▶ **What you need to do**
Will you transcribe the entries that follow, exactly and in full?

▶ **Input rows**
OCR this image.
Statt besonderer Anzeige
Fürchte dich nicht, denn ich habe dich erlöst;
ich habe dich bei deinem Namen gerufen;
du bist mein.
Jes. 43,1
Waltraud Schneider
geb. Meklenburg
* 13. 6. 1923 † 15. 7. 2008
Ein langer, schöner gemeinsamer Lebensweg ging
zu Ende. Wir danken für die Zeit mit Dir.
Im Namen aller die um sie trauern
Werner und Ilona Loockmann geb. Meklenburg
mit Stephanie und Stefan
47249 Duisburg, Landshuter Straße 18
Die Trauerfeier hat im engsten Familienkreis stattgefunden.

▶ **Solved exercise**
OCR this image.
Statt besonderer Anzeige
Fürchte dich nicht, denn ich habe dich erlöst;
ich habe dich bei deinem Namen gerufen;
du bist mein.
Jes. 43,1
Waltraud Schneider
geb. Meklenburg
* 13. 6. 1923 † 15. 7. 2008
Ein langer, schöner gemeinsamer Lebensweg ging
zu Ende. Wir danken für die Zeit mit Dir.
Im Namen aller die um sie trauern
Werner und Ilona Loockmann geb. Meklenburg
mit Stephanie und Stefan
47249 Duisburg, Landshuter Straße 18
Die Trauerfeier hat im engsten Familienkreis stattgefunden.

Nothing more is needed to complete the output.